__PROBLEM STATEMENT__: Here are some records; quote them exactly, leaving out the pictures.
════
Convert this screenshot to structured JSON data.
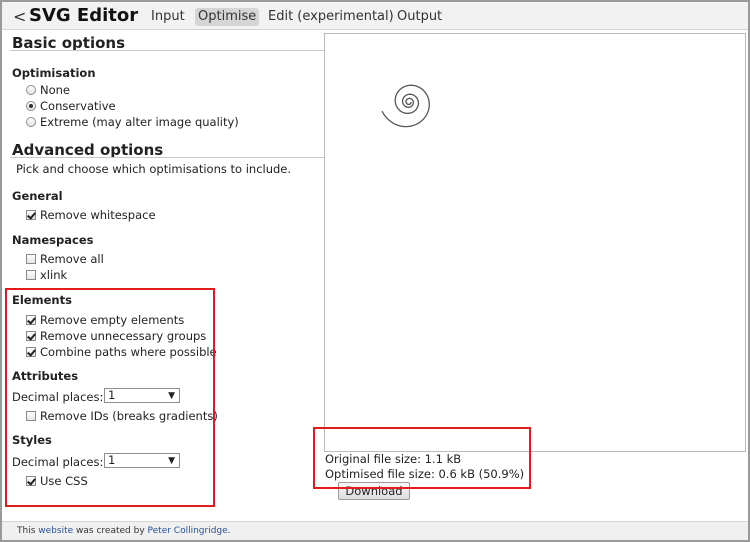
{
  "header": {
    "back_glyph": "<",
    "app_title": "SVG Editor",
    "tabs": [
      {
        "label": "Input"
      },
      {
        "label": "Optimise"
      },
      {
        "label": "Edit (experimental)"
      },
      {
        "label": "Output"
      }
    ],
    "active_tab": "Optimise"
  },
  "basic": {
    "heading": "Basic options",
    "optimisation": {
      "label": "Optimisation",
      "options": [
        "None",
        "Conservative",
        "Extreme (may alter image quality)"
      ],
      "selected": "Conservative"
    }
  },
  "advanced": {
    "heading": "Advanced options",
    "description": "Pick and choose which optimisations to include.",
    "general": {
      "label": "General",
      "remove_whitespace": {
        "label": "Remove whitespace",
        "checked": true
      }
    },
    "namespaces": {
      "label": "Namespaces",
      "remove_all": {
        "label": "Remove all",
        "checked": false
      },
      "xlink": {
        "label": "xlink",
        "checked": false
      }
    },
    "elements": {
      "label": "Elements",
      "remove_empty": {
        "label": "Remove empty elements",
        "checked": true
      },
      "remove_groups": {
        "label": "Remove unnecessary groups",
        "checked": true
      },
      "combine_paths": {
        "label": "Combine paths where possible",
        "checked": true
      }
    },
    "attributes": {
      "label": "Attributes",
      "decimal_label": "Decimal places:",
      "decimal_value": "1",
      "remove_ids": {
        "label": "Remove IDs (breaks gradients)",
        "checked": false
      }
    },
    "styles": {
      "label": "Styles",
      "decimal_label": "Decimal places:",
      "decimal_value": "1",
      "use_css": {
        "label": "Use CSS",
        "checked": true
      }
    }
  },
  "stats": {
    "original": "Original file size: 1.1 kB",
    "optimised": "Optimised file size: 0.6 kB (50.9%)"
  },
  "download_label": "Download",
  "footer": {
    "prefix": "This",
    "link_website": "website",
    "middle": "was created by",
    "link_author": "Peter Collingridge",
    "suffix": "."
  },
  "colors": {
    "highlight_box": "#e21b1b",
    "link": "#2a4f9c",
    "header_bg": "#f2f2f2",
    "active_tab_bg": "#d5d5d5"
  },
  "icons": {
    "back": "chevron-left-icon",
    "select_arrow": "triangle-down-icon",
    "preview_graphic": "spiral-graphic"
  }
}
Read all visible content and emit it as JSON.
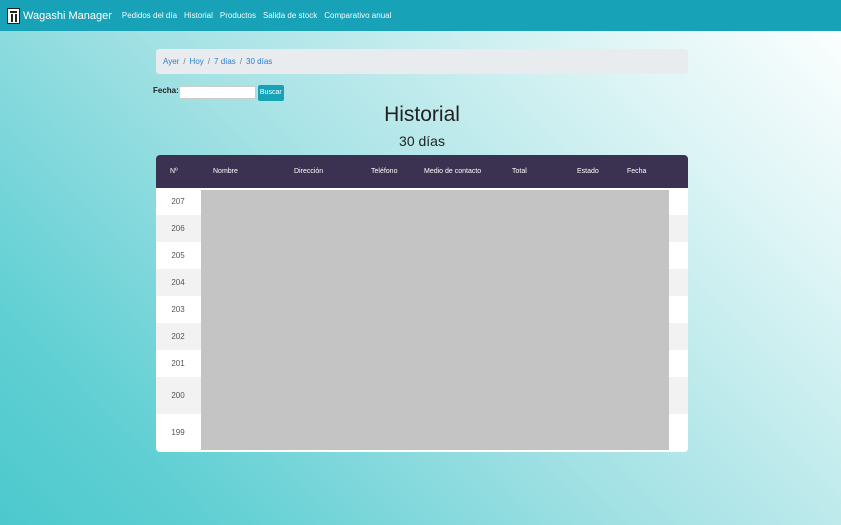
════
__RIGHT ANSWER__:
Convert this screenshot to structured JSON data.
{
  "header": {
    "back_glyph": "<",
    "app_title": "SVG Editor",
    "tabs": [
      {
        "label": "Input"
      },
      {
        "label": "Optimise"
      },
      {
        "label": "Edit (experimental)"
      },
      {
        "label": "Output"
      }
    ],
    "active_tab": "Optimise"
  },
  "basic": {
    "heading": "Basic options",
    "optimisation": {
      "label": "Optimisation",
      "options": [
        "None",
        "Conservative",
        "Extreme (may alter image quality)"
      ],
      "selected": "Conservative"
    }
  },
  "advanced": {
    "heading": "Advanced options",
    "description": "Pick and choose which optimisations to include.",
    "general": {
      "label": "General",
      "remove_whitespace": {
        "label": "Remove whitespace",
        "checked": true
      }
    },
    "namespaces": {
      "label": "Namespaces",
      "remove_all": {
        "label": "Remove all",
        "checked": false
      },
      "xlink": {
        "label": "xlink",
        "checked": false
      }
    },
    "elements": {
      "label": "Elements",
      "remove_empty": {
        "label": "Remove empty elements",
        "checked": true
      },
      "remove_groups": {
        "label": "Remove unnecessary groups",
        "checked": true
      },
      "combine_paths": {
        "label": "Combine paths where possible",
        "checked": true
      }
    },
    "attributes": {
      "label": "Attributes",
      "decimal_label": "Decimal places:",
      "decimal_value": "1",
      "remove_ids": {
        "label": "Remove IDs (breaks gradients)",
        "checked": false
      }
    },
    "styles": {
      "label": "Styles",
      "decimal_label": "Decimal places:",
      "decimal_value": "1",
      "use_css": {
        "label": "Use CSS",
        "checked": true
      }
    }
  },
  "stats": {
    "original": "Original file size: 1.1 kB",
    "optimised": "Optimised file size: 0.6 kB (50.9%)"
  },
  "download_label": "Download",
  "footer": {
    "prefix": "This",
    "link_website": "website",
    "middle": "was created by",
    "link_author": "Peter Collingridge",
    "suffix": "."
  },
  "colors": {
    "highlight_box": "#e21b1b",
    "link": "#2a4f9c",
    "header_bg": "#f2f2f2",
    "active_tab_bg": "#d5d5d5"
  },
  "icons": {
    "back": "chevron-left-icon",
    "select_arrow": "triangle-down-icon",
    "preview_graphic": "spiral-graphic"
  }
}
Read all visible content and emit it as JSON.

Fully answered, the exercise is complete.